EXERCISE INPUTS ::

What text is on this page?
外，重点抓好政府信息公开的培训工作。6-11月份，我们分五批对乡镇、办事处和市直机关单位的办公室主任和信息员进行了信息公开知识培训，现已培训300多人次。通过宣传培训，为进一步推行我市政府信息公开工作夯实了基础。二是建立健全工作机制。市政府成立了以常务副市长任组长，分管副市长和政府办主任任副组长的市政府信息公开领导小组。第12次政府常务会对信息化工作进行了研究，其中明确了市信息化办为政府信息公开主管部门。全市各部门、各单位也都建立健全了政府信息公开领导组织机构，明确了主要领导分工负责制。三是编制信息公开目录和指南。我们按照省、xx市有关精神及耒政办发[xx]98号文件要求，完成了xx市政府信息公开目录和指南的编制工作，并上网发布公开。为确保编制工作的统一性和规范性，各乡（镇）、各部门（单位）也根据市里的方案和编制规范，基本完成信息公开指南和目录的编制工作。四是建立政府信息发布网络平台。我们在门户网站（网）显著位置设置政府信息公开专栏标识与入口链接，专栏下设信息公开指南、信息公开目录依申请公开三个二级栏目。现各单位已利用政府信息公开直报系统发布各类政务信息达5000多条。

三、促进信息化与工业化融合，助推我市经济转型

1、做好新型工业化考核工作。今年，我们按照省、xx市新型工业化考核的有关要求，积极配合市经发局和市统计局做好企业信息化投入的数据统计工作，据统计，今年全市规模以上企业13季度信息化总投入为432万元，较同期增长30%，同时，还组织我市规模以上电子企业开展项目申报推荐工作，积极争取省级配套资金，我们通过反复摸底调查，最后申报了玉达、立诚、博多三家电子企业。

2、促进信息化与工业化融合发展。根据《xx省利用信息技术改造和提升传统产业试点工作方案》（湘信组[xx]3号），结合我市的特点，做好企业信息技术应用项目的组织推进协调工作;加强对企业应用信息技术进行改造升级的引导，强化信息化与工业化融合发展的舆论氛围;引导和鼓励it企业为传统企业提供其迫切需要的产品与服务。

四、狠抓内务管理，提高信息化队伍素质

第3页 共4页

WHAT THE EXERCISE ASKS ::
Repeat every line of the material exactly as given.

RESULT OF THIS TASK ::
What text is on this page?
外，重点抓好政府信息公开的培训工作。6-11月份，我们分五批对乡镇、办事处和市直机关单位的办公室主任和信息员进行了信息公开知识培训，现已培训300多人次。通过宣传培训，为进一步推行我市政府信息公开工作夯实了基础。二是建立健全工作机制。市政府成立了以常务副市长任组长，分管副市长和政府办主任任副组长的市政府信息公开领导小组。第12次政府常务会对信息化工作进行了研究，其中明确了市信息化办为政府信息公开主管部门。全市各部门、各单位也都建立健全了政府信息公开领导组织机构，明确了主要领导分工负责制。三是编制信息公开目录和指南。我们按照省、xx市有关精神及耒政办发[xx]98号文件要求，完成了xx市政府信息公开目录和指南的编制工作，并上网发布公开。为确保编制工作的统一性和规范性，各乡（镇）、各部门（单位）也根据市里的方案和编制规范，基本完成信息公开指南和目录的编制工作。四是建立政府信息发布网络平台。我们在门户网站（网）显著位置设置政府信息公开专栏标识与入口链接，专栏下设信息公开指南、信息公开目录依申请公开三个二级栏目。现各单位已利用政府信息公开直报系统发布各类政务信息达5000多条。

三、促进信息化与工业化融合，助推我市经济转型

1、做好新型工业化考核工作。今年，我们按照省、xx市新型工业化考核的有关要求，积极配合市经发局和市统计局做好企业信息化投入的数据统计工作，据统计，今年全市规模以上企业13季度信息化总投入为432万元，较同期增长30%，同时，还组织我市规模以上电子企业开展项目申报推荐工作，积极争取省级配套资金，我们通过反复摸底调查，最后申报了玉达、立诚、博多三家电子企业。

2、促进信息化与工业化融合发展。根据《xx省利用信息技术改造和提升传统产业试点工作方案》（湘信组[xx]3号），结合我市的特点，做好企业信息技术应用项目的组织推进协调工作;加强对企业应用信息技术进行改造升级的引导，强化信息化与工业化融合发展的舆论氛围;引导和鼓励it企业为传统企业提供其迫切需要的产品与服务。

四、狠抓内务管理，提高信息化队伍素质

第3页 共4页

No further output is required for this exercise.